# STATED PROBLEM
Word for word, retype every entry in the listing.

▶

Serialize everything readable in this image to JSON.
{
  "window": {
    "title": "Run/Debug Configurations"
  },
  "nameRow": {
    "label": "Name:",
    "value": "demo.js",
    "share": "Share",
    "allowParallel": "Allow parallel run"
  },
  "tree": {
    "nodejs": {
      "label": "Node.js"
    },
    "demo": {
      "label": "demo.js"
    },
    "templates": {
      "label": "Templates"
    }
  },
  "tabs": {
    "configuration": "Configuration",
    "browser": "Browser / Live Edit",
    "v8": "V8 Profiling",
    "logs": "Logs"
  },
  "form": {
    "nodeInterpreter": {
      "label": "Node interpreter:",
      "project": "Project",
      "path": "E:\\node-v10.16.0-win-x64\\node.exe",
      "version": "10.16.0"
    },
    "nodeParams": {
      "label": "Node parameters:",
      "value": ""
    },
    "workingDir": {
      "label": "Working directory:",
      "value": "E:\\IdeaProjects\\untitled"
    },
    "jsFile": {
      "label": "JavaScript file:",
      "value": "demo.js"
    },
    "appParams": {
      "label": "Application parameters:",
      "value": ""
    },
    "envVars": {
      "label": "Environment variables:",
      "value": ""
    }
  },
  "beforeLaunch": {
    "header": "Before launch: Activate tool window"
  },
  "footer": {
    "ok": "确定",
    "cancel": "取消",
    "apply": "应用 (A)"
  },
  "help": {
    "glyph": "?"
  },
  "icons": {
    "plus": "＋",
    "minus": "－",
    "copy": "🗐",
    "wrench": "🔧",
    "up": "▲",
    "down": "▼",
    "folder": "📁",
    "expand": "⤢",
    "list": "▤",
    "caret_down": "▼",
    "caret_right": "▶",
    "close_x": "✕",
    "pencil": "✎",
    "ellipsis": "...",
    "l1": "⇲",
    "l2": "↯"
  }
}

◀

# EXPECTED OUTPUT
Serialize everything readable in this image to JSON.
{
  "window": {
    "title": "Run/Debug Configurations"
  },
  "nameRow": {
    "label": "Name:",
    "value": "demo.js",
    "share": "Share",
    "allowParallel": "Allow parallel run"
  },
  "tree": {
    "nodejs": {
      "label": "Node.js"
    },
    "demo": {
      "label": "demo.js"
    },
    "templates": {
      "label": "Templates"
    }
  },
  "tabs": {
    "configuration": "Configuration",
    "browser": "Browser / Live Edit",
    "v8": "V8 Profiling",
    "logs": "Logs"
  },
  "form": {
    "nodeInterpreter": {
      "label": "Node interpreter:",
      "project": "Project",
      "path": "E:\\node-v10.16.0-win-x64\\node.exe",
      "version": "10.16.0"
    },
    "nodeParams": {
      "label": "Node parameters:",
      "value": ""
    },
    "workingDir": {
      "label": "Working directory:",
      "value": "E:\\IdeaProjects\\untitled"
    },
    "jsFile": {
      "label": "JavaScript file:",
      "value": "demo.js"
    },
    "appParams": {
      "label": "Application parameters:",
      "value": ""
    },
    "envVars": {
      "label": "Environment variables:",
      "value": ""
    }
  },
  "beforeLaunch": {
    "header": "Before launch: Activate tool window"
  },
  "footer": {
    "ok": "确定",
    "cancel": "取消",
    "apply": "应用 (A)"
  },
  "help": {
    "glyph": "?"
  },
  "icons": {
    "plus": "＋",
    "minus": "－",
    "copy": "🗐",
    "wrench": "🔧",
    "up": "▲",
    "down": "▼",
    "folder": "📁",
    "expand": "⤢",
    "list": "▤",
    "caret_down": "▼",
    "caret_right": "▶",
    "close_x": "✕",
    "pencil": "✎",
    "ellipsis": "...",
    "l1": "⇲",
    "l2": "↯"
  }
}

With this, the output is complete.